### DATA TO PROCESS
/---

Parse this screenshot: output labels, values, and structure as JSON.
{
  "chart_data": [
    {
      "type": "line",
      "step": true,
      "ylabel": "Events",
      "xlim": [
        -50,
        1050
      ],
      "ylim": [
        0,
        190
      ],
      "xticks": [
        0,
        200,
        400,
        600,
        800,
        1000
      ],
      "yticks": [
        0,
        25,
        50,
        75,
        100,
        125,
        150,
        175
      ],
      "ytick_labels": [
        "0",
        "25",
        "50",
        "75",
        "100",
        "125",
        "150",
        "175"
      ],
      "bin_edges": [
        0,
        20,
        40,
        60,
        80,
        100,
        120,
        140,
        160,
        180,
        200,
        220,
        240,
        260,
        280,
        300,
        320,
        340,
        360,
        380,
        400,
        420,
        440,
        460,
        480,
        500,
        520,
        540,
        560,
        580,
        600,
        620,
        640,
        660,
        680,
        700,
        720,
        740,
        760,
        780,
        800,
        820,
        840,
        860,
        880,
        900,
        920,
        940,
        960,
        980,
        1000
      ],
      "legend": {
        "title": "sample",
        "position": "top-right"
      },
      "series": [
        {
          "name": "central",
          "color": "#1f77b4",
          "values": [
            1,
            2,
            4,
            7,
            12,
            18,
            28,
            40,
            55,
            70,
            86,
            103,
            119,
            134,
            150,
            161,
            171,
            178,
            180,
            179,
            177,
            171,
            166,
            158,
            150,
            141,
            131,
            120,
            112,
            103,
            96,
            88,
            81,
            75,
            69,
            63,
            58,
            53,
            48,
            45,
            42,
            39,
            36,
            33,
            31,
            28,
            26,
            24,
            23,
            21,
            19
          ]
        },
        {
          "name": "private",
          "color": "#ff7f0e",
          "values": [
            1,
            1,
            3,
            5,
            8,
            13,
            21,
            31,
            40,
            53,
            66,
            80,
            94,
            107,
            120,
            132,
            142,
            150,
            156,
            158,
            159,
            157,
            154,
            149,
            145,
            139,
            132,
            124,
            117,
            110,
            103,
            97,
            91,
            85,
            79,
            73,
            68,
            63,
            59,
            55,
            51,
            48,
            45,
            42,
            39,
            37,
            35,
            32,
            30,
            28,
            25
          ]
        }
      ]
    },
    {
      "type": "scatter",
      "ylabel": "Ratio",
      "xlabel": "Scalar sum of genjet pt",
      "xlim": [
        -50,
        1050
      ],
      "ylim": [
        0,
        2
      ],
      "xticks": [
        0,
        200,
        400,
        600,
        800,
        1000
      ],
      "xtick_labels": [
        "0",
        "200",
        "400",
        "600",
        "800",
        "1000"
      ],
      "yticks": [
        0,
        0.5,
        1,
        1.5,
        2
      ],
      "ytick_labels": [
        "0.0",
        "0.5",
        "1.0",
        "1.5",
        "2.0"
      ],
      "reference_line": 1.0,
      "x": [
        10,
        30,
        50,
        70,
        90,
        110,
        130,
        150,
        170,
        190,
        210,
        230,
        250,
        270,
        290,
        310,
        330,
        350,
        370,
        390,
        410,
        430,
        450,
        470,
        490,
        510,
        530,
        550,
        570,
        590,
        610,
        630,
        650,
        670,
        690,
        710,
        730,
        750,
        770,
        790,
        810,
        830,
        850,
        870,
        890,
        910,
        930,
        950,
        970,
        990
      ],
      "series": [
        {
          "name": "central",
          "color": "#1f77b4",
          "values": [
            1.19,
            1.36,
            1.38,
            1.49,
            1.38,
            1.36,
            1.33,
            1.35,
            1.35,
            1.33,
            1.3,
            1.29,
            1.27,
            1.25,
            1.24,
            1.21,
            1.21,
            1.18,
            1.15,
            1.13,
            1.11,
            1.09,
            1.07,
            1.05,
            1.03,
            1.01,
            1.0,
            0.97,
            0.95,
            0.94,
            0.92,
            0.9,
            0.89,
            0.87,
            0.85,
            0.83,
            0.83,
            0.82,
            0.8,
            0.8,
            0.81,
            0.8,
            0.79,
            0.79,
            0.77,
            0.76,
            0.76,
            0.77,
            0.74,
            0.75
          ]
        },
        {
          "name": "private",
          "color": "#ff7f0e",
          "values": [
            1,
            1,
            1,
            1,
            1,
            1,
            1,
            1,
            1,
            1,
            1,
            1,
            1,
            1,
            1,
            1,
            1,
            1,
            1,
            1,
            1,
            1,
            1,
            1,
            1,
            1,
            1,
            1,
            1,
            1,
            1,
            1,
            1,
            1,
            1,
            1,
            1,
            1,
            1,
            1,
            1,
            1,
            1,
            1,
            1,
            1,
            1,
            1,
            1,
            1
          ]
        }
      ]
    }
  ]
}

\---

### PROBLEM DETAILS
Write out all the records above again, exactly as they stand.

### THE RESPONSE
Parse this screenshot: output labels, values, and structure as JSON.
{
  "chart_data": [
    {
      "type": "line",
      "step": true,
      "ylabel": "Events",
      "xlim": [
        -50,
        1050
      ],
      "ylim": [
        0,
        190
      ],
      "xticks": [
        0,
        200,
        400,
        600,
        800,
        1000
      ],
      "yticks": [
        0,
        25,
        50,
        75,
        100,
        125,
        150,
        175
      ],
      "ytick_labels": [
        "0",
        "25",
        "50",
        "75",
        "100",
        "125",
        "150",
        "175"
      ],
      "bin_edges": [
        0,
        20,
        40,
        60,
        80,
        100,
        120,
        140,
        160,
        180,
        200,
        220,
        240,
        260,
        280,
        300,
        320,
        340,
        360,
        380,
        400,
        420,
        440,
        460,
        480,
        500,
        520,
        540,
        560,
        580,
        600,
        620,
        640,
        660,
        680,
        700,
        720,
        740,
        760,
        780,
        800,
        820,
        840,
        860,
        880,
        900,
        920,
        940,
        960,
        980,
        1000
      ],
      "legend": {
        "title": "sample",
        "position": "top-right"
      },
      "series": [
        {
          "name": "central",
          "color": "#1f77b4",
          "values": [
            1,
            2,
            4,
            7,
            12,
            18,
            28,
            40,
            55,
            70,
            86,
            103,
            119,
            134,
            150,
            161,
            171,
            178,
            180,
            179,
            177,
            171,
            166,
            158,
            150,
            141,
            131,
            120,
            112,
            103,
            96,
            88,
            81,
            75,
            69,
            63,
            58,
            53,
            48,
            45,
            42,
            39,
            36,
            33,
            31,
            28,
            26,
            24,
            23,
            21,
            19
          ]
        },
        {
          "name": "private",
          "color": "#ff7f0e",
          "values": [
            1,
            1,
            3,
            5,
            8,
            13,
            21,
            31,
            40,
            53,
            66,
            80,
            94,
            107,
            120,
            132,
            142,
            150,
            156,
            158,
            159,
            157,
            154,
            149,
            145,
            139,
            132,
            124,
            117,
            110,
            103,
            97,
            91,
            85,
            79,
            73,
            68,
            63,
            59,
            55,
            51,
            48,
            45,
            42,
            39,
            37,
            35,
            32,
            30,
            28,
            25
          ]
        }
      ]
    },
    {
      "type": "scatter",
      "ylabel": "Ratio",
      "xlabel": "Scalar sum of genjet pt",
      "xlim": [
        -50,
        1050
      ],
      "ylim": [
        0,
        2
      ],
      "xticks": [
        0,
        200,
        400,
        600,
        800,
        1000
      ],
      "xtick_labels": [
        "0",
        "200",
        "400",
        "600",
        "800",
        "1000"
      ],
      "yticks": [
        0,
        0.5,
        1,
        1.5,
        2
      ],
      "ytick_labels": [
        "0.0",
        "0.5",
        "1.0",
        "1.5",
        "2.0"
      ],
      "reference_line": 1.0,
      "x": [
        10,
        30,
        50,
        70,
        90,
        110,
        130,
        150,
        170,
        190,
        210,
        230,
        250,
        270,
        290,
        310,
        330,
        350,
        370,
        390,
        410,
        430,
        450,
        470,
        490,
        510,
        530,
        550,
        570,
        590,
        610,
        630,
        650,
        670,
        690,
        710,
        730,
        750,
        770,
        790,
        810,
        830,
        850,
        870,
        890,
        910,
        930,
        950,
        970,
        990
      ],
      "series": [
        {
          "name": "central",
          "color": "#1f77b4",
          "values": [
            1.19,
            1.36,
            1.38,
            1.49,
            1.38,
            1.36,
            1.33,
            1.35,
            1.35,
            1.33,
            1.3,
            1.29,
            1.27,
            1.25,
            1.24,
            1.21,
            1.21,
            1.18,
            1.15,
            1.13,
            1.11,
            1.09,
            1.07,
            1.05,
            1.03,
            1.01,
            1.0,
            0.97,
            0.95,
            0.94,
            0.92,
            0.9,
            0.89,
            0.87,
            0.85,
            0.83,
            0.83,
            0.82,
            0.8,
            0.8,
            0.81,
            0.8,
            0.79,
            0.79,
            0.77,
            0.76,
            0.76,
            0.77,
            0.74,
            0.75
          ]
        },
        {
          "name": "private",
          "color": "#ff7f0e",
          "values": [
            1,
            1,
            1,
            1,
            1,
            1,
            1,
            1,
            1,
            1,
            1,
            1,
            1,
            1,
            1,
            1,
            1,
            1,
            1,
            1,
            1,
            1,
            1,
            1,
            1,
            1,
            1,
            1,
            1,
            1,
            1,
            1,
            1,
            1,
            1,
            1,
            1,
            1,
            1,
            1,
            1,
            1,
            1,
            1,
            1,
            1,
            1,
            1,
            1,
            1
          ]
        }
      ]
    }
  ]
}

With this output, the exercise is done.